**Exercise brief**.
Within the records that follow, find every line containing the string "Wynant". Copy those lines.

**Entries**.
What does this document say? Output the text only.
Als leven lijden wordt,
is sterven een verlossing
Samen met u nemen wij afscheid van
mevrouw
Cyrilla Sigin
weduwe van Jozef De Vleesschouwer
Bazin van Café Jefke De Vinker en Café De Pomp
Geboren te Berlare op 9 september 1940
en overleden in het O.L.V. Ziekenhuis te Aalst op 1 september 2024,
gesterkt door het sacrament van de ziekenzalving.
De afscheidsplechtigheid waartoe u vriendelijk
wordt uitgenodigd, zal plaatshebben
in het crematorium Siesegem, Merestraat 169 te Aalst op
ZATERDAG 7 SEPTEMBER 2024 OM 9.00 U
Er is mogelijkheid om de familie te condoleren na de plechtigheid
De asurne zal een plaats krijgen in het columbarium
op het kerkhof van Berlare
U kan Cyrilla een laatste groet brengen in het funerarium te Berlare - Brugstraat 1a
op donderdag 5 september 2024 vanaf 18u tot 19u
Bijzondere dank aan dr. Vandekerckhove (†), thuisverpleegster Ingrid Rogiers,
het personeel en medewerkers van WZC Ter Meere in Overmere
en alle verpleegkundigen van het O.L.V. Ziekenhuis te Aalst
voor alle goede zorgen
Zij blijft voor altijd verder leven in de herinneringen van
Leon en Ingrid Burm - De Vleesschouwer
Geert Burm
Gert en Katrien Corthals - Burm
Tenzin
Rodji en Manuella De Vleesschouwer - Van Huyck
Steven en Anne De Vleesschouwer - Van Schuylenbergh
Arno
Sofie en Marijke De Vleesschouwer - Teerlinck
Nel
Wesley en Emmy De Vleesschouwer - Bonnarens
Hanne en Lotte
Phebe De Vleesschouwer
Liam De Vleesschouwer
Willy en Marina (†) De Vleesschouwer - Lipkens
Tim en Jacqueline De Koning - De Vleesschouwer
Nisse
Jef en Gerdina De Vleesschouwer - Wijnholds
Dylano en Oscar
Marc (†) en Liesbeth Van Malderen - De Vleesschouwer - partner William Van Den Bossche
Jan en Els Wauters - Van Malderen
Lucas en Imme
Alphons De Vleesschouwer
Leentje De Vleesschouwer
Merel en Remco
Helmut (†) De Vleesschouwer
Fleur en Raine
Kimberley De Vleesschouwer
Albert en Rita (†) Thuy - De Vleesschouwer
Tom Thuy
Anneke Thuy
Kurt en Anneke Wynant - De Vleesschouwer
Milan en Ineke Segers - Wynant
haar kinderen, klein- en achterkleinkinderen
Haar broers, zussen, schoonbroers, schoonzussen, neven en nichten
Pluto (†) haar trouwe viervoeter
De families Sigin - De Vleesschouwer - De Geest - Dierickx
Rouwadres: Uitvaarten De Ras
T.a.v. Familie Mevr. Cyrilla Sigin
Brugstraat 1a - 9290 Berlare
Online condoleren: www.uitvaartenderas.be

**Final result**.
Kurt en Anneke Wynant - De Vleesschouwer
Milan en Ineke Segers - Wynant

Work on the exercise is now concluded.